= YOUR GOAL =
Report each line of the data that includes the word "marker".

(Entries with figure data)

☆ ☆ ☆ ☆ ☆ ☆ ☆

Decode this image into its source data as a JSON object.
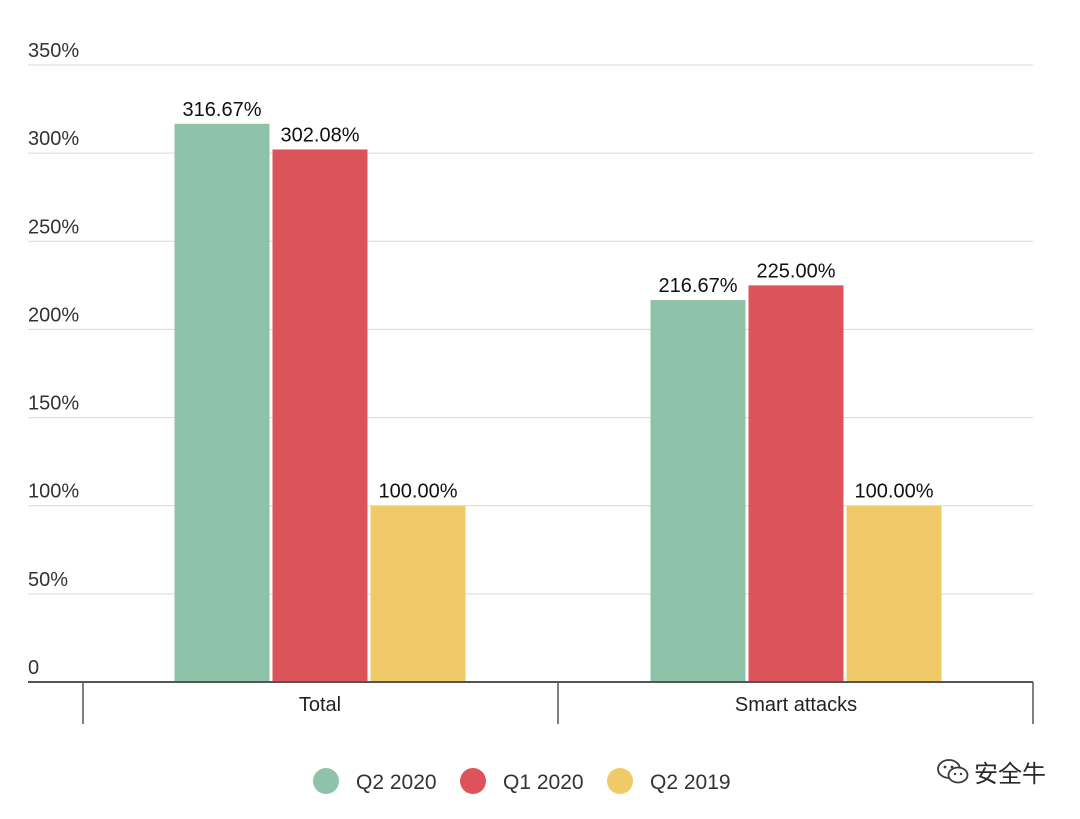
{
  "chart_data": {
    "type": "bar",
    "categories": [
      "Total",
      "Smart attacks"
    ],
    "series": [
      {
        "name": "Q2 2020",
        "color": "#8fc3a9",
        "values": [
          316.67,
          216.67
        ],
        "labels": [
          "316.67%",
          "216.67%"
        ]
      },
      {
        "name": "Q1 2020",
        "color": "#dc5359",
        "values": [
          302.08,
          225.0
        ],
        "labels": [
          "302.08%",
          "225.00%"
        ]
      },
      {
        "name": "Q2 2019",
        "color": "#f0ca69",
        "values": [
          100.0,
          100.0
        ],
        "labels": [
          "100.00%",
          "100.00%"
        ]
      }
    ],
    "y_ticks": [
      "0",
      "50%",
      "100%",
      "150%",
      "200%",
      "250%",
      "300%",
      "350%"
    ],
    "y_tick_values": [
      0,
      50,
      100,
      150,
      200,
      250,
      300,
      350
    ],
    "ylim": [
      0,
      350
    ],
    "grid": true,
    "legend_position": "bottom-center"
  },
  "watermark": {
    "text": "安全牛",
    "icon": "wechat-icon"
  }
}
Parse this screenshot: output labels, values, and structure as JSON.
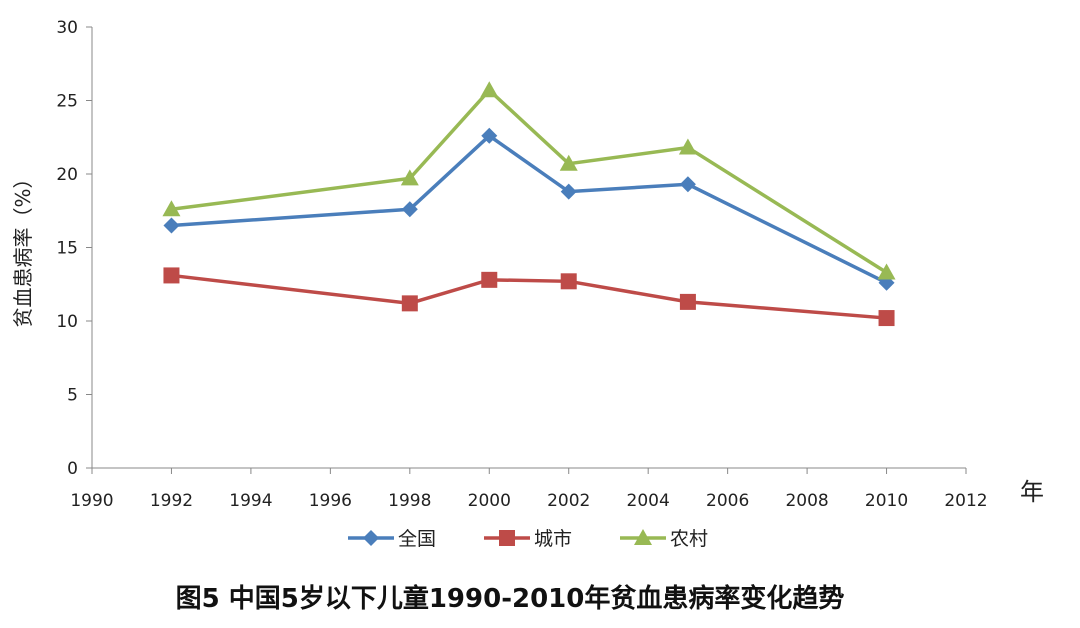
{
  "chart_data": {
    "type": "line",
    "title": "图5 中国5岁以下儿童1990-2010年贫血患病率变化趋势",
    "xlabel": "年",
    "ylabel": "贫血患病率（%）",
    "xlim": [
      1990,
      2012
    ],
    "ylim": [
      0,
      30
    ],
    "xticks": [
      1990,
      1992,
      1994,
      1996,
      1998,
      2000,
      2002,
      2004,
      2006,
      2008,
      2010,
      2012
    ],
    "yticks": [
      0,
      5,
      10,
      15,
      20,
      25,
      30
    ],
    "grid": false,
    "legend_position": "bottom",
    "x": [
      1992,
      1998,
      2000,
      2002,
      2005,
      2010
    ],
    "series": [
      {
        "name": "全国",
        "color": "#4a7ebb",
        "marker": "diamond",
        "values": [
          16.5,
          17.6,
          22.6,
          18.8,
          19.3,
          12.6
        ]
      },
      {
        "name": "城市",
        "color": "#be4b48",
        "marker": "square",
        "values": [
          13.1,
          11.2,
          12.8,
          12.7,
          11.3,
          10.2
        ]
      },
      {
        "name": "农村",
        "color": "#98b954",
        "marker": "triangle",
        "values": [
          17.6,
          19.7,
          25.7,
          20.7,
          21.8,
          13.3
        ]
      }
    ]
  }
}
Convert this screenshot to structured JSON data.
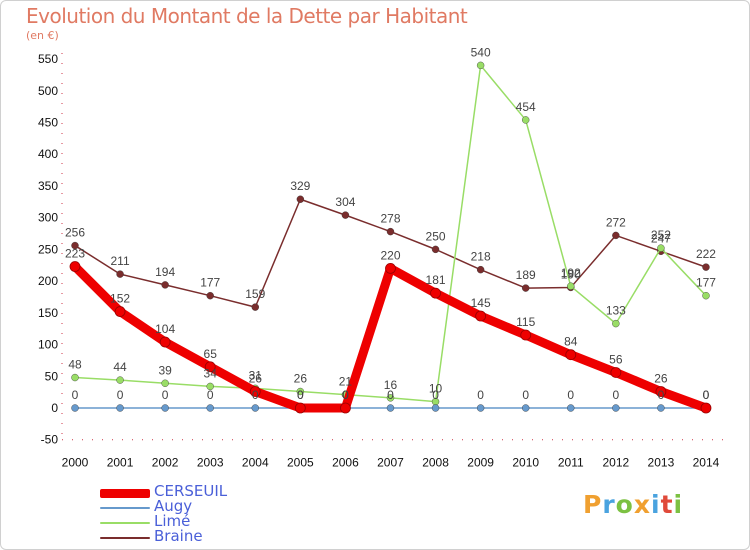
{
  "header": {
    "title": "Evolution du Montant de la Dette par Habitant",
    "subtitle": "(en €)"
  },
  "brand": {
    "text": "Proxiti",
    "letters": [
      {
        "ch": "P",
        "color": "#f0a030"
      },
      {
        "ch": "r",
        "color": "#4aa3df"
      },
      {
        "ch": "o",
        "color": "#7cc142"
      },
      {
        "ch": "x",
        "color": "#f0a030"
      },
      {
        "ch": "i",
        "color": "#4aa3df"
      },
      {
        "ch": "t",
        "color": "#e04a3a"
      },
      {
        "ch": "i",
        "color": "#7cc142"
      }
    ]
  },
  "chart_data": {
    "type": "line",
    "title": "Evolution du Montant de la Dette par Habitant",
    "subtitle": "(en €)",
    "xlabel": "",
    "ylabel": "",
    "x": [
      "2000",
      "2001",
      "2002",
      "2003",
      "2004",
      "2005",
      "2006",
      "2007",
      "2008",
      "2009",
      "2010",
      "2011",
      "2012",
      "2013",
      "2014"
    ],
    "ylim": [
      -50,
      550
    ],
    "yticks": [
      -50,
      0,
      50,
      100,
      150,
      200,
      250,
      300,
      350,
      400,
      450,
      500,
      550
    ],
    "grid": false,
    "legend_position": "bottom-left",
    "series": [
      {
        "name": "CERSEUIL",
        "color": "#ee0000",
        "width": 9,
        "values": [
          223,
          152,
          104,
          65,
          26,
          0,
          0,
          220,
          181,
          145,
          115,
          84,
          56,
          26,
          0
        ],
        "labels": [
          "223",
          "152",
          "104",
          "65",
          "26",
          "0",
          "0",
          "220",
          "181",
          "145",
          "115",
          "84",
          "56",
          "26",
          "0"
        ]
      },
      {
        "name": "Augy",
        "color": "#6699cc",
        "width": 1.5,
        "values": [
          0,
          0,
          0,
          0,
          0,
          0,
          0,
          0,
          0,
          0,
          0,
          0,
          0,
          0,
          0
        ],
        "labels": [
          "0",
          "0",
          "0",
          "0",
          "0",
          "0",
          "0",
          "0",
          "0",
          "0",
          "0",
          "0",
          "0",
          "0",
          "0"
        ]
      },
      {
        "name": "Limé",
        "color": "#99dd66",
        "width": 1.5,
        "values": [
          48,
          44,
          39,
          34,
          31,
          26,
          21,
          16,
          10,
          540,
          454,
          192,
          133,
          252,
          177
        ],
        "labels": [
          "48",
          "44",
          "39",
          "34",
          "31",
          "26",
          "21",
          "16",
          "10",
          "540",
          "454",
          "192",
          "133",
          "252",
          "177"
        ]
      },
      {
        "name": "Braine",
        "color": "#7a2d2d",
        "width": 1.5,
        "values": [
          256,
          211,
          194,
          177,
          159,
          329,
          304,
          278,
          250,
          218,
          189,
          190,
          272,
          247,
          222
        ],
        "labels": [
          "256",
          "211",
          "194",
          "177",
          "159",
          "329",
          "304",
          "278",
          "250",
          "218",
          "189",
          "190",
          "272",
          "247",
          "222"
        ]
      }
    ]
  }
}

☆ ☆ ☆ ☆ ☆ ☆ ☆

= TASK RESULT =
        "marker": "diamond",
        "marker": "square",
        "marker": "triangle",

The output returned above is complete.